* START *

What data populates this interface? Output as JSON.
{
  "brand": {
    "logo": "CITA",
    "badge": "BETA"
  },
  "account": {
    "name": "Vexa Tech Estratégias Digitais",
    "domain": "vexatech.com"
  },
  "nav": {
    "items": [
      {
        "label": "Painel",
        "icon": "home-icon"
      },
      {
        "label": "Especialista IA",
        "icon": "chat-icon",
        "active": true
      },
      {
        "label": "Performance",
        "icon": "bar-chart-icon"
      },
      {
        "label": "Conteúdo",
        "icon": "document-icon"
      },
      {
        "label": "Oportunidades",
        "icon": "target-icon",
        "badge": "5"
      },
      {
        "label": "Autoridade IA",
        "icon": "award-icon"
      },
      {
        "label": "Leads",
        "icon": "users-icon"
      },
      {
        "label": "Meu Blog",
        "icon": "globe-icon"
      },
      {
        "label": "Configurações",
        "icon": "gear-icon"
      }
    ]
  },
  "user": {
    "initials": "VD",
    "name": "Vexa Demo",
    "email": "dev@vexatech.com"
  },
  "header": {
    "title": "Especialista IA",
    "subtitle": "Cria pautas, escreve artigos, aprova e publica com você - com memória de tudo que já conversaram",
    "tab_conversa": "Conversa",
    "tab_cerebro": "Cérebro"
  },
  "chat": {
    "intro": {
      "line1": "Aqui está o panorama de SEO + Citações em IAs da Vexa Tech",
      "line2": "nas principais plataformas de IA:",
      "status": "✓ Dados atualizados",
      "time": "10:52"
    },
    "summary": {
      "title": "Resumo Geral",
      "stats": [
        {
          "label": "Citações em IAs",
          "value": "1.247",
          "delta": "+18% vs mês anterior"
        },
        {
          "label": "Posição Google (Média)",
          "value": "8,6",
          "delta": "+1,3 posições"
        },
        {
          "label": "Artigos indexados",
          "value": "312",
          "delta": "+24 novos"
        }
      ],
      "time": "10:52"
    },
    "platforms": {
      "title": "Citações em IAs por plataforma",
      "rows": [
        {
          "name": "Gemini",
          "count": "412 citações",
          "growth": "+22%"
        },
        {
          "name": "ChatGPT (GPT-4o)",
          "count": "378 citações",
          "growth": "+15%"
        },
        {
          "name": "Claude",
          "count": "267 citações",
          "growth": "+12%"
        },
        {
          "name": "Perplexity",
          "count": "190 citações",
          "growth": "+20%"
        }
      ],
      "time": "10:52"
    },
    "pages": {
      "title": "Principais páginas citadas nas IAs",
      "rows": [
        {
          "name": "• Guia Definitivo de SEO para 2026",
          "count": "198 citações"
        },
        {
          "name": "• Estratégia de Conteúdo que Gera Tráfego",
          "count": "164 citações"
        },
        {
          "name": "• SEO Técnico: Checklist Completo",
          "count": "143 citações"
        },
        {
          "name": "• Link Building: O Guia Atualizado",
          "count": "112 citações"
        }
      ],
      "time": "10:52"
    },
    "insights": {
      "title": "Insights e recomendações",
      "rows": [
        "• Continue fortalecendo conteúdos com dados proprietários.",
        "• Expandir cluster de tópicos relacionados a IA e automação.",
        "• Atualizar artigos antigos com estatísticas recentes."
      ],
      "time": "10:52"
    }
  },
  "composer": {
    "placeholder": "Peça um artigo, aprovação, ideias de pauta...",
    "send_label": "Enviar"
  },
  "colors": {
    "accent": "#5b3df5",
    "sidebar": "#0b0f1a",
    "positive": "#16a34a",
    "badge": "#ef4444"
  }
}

* END *

Show the lines that mention the word "vexatech".

    "domain": "vexatech.com"
    "email": "dev@vexatech.com"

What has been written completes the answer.